Find each line holding the word "from" and give the number of such lines, nothing else.

*****

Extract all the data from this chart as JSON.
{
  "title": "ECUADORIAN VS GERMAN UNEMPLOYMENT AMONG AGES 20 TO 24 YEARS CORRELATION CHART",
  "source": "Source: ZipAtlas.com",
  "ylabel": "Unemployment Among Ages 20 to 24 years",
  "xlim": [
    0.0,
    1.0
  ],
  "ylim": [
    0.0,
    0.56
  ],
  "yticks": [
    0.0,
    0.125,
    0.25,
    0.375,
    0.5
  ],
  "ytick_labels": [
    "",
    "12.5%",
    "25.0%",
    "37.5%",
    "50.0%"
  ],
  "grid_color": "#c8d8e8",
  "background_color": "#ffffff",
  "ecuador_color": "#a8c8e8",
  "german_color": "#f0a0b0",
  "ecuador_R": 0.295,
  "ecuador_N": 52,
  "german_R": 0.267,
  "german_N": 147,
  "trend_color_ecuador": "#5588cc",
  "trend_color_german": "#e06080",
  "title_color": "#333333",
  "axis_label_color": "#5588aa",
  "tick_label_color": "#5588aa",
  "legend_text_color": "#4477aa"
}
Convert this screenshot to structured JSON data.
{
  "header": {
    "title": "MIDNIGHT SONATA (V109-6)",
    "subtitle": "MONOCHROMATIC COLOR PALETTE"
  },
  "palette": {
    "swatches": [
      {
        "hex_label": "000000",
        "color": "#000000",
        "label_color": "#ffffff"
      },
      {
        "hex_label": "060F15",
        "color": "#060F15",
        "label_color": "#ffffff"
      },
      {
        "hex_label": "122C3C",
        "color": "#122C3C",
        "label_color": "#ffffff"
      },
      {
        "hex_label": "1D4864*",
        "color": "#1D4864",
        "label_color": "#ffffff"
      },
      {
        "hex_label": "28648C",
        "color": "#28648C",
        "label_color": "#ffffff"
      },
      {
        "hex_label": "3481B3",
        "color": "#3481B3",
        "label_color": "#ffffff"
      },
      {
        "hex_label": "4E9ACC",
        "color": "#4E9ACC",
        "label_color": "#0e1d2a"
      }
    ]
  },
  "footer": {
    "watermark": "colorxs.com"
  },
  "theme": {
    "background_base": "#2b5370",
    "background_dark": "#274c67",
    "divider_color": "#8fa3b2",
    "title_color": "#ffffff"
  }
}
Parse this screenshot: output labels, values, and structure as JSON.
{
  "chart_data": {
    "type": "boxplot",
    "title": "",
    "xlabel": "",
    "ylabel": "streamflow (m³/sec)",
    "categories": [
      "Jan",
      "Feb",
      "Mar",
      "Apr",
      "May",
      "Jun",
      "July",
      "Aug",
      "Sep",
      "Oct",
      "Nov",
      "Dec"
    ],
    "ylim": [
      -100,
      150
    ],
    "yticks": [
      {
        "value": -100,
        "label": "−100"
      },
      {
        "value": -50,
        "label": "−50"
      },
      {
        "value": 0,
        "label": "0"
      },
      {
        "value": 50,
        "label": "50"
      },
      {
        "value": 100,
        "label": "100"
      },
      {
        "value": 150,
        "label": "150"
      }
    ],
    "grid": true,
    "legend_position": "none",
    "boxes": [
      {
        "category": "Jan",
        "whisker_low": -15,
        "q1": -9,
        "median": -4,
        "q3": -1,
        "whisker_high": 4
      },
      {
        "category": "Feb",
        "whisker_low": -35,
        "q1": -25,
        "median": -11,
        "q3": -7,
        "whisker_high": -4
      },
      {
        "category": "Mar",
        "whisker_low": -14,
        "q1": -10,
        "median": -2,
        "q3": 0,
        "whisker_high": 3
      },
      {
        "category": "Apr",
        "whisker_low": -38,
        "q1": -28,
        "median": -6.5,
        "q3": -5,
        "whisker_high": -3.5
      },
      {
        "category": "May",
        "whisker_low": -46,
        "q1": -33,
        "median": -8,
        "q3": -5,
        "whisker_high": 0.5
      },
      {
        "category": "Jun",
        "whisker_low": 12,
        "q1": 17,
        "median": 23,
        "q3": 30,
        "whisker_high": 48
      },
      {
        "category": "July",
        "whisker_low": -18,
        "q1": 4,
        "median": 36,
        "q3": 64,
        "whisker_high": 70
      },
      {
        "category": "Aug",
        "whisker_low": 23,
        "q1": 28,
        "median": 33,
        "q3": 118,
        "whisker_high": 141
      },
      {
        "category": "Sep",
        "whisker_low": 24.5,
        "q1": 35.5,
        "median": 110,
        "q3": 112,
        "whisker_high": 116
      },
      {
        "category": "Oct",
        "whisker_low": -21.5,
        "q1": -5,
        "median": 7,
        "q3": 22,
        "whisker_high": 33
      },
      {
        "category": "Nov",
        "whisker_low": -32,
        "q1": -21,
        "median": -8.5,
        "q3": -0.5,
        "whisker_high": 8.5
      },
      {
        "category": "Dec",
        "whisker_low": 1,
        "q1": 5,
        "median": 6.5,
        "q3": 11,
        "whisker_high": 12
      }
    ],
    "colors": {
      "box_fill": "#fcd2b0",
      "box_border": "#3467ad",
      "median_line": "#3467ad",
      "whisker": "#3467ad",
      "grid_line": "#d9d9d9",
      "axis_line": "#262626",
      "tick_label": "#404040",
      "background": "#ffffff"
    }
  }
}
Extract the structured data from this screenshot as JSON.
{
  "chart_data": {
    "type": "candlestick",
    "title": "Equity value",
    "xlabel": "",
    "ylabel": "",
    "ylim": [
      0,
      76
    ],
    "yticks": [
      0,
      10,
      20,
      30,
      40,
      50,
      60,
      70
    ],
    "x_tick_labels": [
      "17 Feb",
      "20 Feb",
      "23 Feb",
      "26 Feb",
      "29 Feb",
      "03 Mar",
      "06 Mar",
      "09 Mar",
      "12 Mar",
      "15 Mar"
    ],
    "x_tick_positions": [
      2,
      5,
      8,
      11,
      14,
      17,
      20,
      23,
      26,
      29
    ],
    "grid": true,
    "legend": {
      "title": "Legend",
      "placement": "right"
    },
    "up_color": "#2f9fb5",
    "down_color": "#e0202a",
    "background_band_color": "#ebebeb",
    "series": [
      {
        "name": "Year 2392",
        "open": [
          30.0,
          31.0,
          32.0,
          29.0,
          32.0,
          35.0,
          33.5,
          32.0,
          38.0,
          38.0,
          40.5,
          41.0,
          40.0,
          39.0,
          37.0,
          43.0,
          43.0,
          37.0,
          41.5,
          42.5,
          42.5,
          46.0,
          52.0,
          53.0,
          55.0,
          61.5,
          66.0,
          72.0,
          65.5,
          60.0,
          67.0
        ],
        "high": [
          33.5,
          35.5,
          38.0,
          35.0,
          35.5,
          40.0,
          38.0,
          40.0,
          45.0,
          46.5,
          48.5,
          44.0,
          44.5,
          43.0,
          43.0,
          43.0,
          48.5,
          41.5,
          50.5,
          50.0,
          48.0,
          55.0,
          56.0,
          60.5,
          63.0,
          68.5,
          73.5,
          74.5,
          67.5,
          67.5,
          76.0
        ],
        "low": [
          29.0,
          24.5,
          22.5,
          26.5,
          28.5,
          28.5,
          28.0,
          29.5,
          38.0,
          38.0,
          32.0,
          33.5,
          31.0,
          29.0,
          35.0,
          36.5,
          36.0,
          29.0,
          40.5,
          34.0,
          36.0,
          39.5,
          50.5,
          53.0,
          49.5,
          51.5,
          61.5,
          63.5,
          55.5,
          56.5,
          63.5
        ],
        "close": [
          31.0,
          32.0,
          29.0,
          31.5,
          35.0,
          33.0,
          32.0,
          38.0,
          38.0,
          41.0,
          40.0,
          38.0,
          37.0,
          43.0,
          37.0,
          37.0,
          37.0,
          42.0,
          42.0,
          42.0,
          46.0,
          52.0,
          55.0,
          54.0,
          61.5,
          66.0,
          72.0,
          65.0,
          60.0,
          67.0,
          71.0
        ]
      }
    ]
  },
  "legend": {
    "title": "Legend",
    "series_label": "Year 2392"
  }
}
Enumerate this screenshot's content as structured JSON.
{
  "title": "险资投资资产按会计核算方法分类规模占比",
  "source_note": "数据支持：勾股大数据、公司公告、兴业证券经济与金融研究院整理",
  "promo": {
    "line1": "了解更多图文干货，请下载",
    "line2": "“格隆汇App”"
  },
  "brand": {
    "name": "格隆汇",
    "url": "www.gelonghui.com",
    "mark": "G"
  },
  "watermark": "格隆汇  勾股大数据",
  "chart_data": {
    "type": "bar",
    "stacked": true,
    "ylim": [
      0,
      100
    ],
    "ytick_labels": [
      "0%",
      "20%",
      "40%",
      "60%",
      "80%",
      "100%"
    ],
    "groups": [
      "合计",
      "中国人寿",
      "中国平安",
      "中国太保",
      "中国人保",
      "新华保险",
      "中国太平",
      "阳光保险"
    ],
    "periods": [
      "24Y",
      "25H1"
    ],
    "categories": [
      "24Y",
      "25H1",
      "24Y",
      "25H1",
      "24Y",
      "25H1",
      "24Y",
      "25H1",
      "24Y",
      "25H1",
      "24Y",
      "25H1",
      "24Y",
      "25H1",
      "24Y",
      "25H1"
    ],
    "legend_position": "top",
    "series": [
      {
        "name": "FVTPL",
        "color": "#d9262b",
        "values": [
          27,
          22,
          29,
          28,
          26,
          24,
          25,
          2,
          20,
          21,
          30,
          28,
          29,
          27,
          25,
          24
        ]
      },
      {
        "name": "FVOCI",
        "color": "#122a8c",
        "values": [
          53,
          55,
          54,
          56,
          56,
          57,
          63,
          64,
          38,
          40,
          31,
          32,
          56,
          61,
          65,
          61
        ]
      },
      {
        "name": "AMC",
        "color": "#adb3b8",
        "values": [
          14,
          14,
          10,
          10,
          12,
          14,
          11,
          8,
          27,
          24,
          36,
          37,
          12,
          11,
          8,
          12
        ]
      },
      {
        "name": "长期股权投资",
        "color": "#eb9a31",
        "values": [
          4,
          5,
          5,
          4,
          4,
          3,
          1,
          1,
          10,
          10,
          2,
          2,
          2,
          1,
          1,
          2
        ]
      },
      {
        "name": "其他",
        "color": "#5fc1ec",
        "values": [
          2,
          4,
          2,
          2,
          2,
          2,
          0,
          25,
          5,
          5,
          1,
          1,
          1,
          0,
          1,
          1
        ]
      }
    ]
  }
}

*****

Correct output
2